*** Opening TEXT SEGMENT ***

Automatic Updates For Private And Commercial Themes

This is a PHP library that lets you add automatic update notifications and single-click updates to any WordPress theme. It’s purpose is to be easy to integrate for developers and to provide a familiar experience to theme users. From the users’ point of view, update notifications generated by this library will look and function just like those displayed by WP itself.

Dashboard screenshot

An update notification for a theme not hosted on



This library is licensed under the GPLand is distributed free of charge. If you find it useful, consider making a donation. Commercial licensing (e.g. for projects that can’t use an open-source license) is available upon request.

Quick-Start Guide

There are two things you will need to do:

  1. Create a publicly accessible “metadata file” that describes the latest version of your theme.
  2. Add the update checker to your theme and tell it where to find that file.

First, the metadata file. Open your favourite text editor and copy the following JSON code into a new file:

  "version" : "2.0",
  "details_url" : "",
  "download_url" : ""

*** Closing TEXT SEGMENT ***
*** Opening RECORDS PROVIDED ***

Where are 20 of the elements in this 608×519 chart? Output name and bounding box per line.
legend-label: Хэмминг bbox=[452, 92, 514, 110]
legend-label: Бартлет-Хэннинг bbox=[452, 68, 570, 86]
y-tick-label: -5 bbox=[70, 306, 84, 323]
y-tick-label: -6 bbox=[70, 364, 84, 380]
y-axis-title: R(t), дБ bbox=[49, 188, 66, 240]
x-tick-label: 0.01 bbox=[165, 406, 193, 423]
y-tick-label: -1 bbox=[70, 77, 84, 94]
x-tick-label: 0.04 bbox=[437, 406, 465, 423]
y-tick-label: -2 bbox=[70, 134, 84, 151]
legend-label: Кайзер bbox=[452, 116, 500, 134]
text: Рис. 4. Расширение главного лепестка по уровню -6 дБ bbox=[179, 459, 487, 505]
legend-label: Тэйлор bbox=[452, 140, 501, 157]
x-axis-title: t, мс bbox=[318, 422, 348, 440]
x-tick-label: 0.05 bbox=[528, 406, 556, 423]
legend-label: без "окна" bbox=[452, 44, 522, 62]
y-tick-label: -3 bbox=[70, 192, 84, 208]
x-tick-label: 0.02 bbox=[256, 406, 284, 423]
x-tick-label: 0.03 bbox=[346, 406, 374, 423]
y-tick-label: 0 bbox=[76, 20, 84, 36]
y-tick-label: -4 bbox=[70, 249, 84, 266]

*** Closing RECORDS PROVIDED ***

• **YOUR INSTRUCTIONS**
Update the passage on automatic theme updates: write it out again from "Dashboard screenshot" up to and including "find that file.", putting "update client" in place of "update checker".

• **YOUR RESPONSE**
Dashboard screenshot

An update notification for a theme not hosted on



This library is licensed under the GPLand is distributed free of charge. If you find it useful, consider making a donation. Commercial licensing (e.g. for projects that can’t use an open-source license) is available upon request.

Quick-Start Guide

There are two things you will need to do:

  1. Create a publicly accessible “metadata file” that describes the latest version of your theme.
  2. Add the update client to your theme and tell it where to find that file.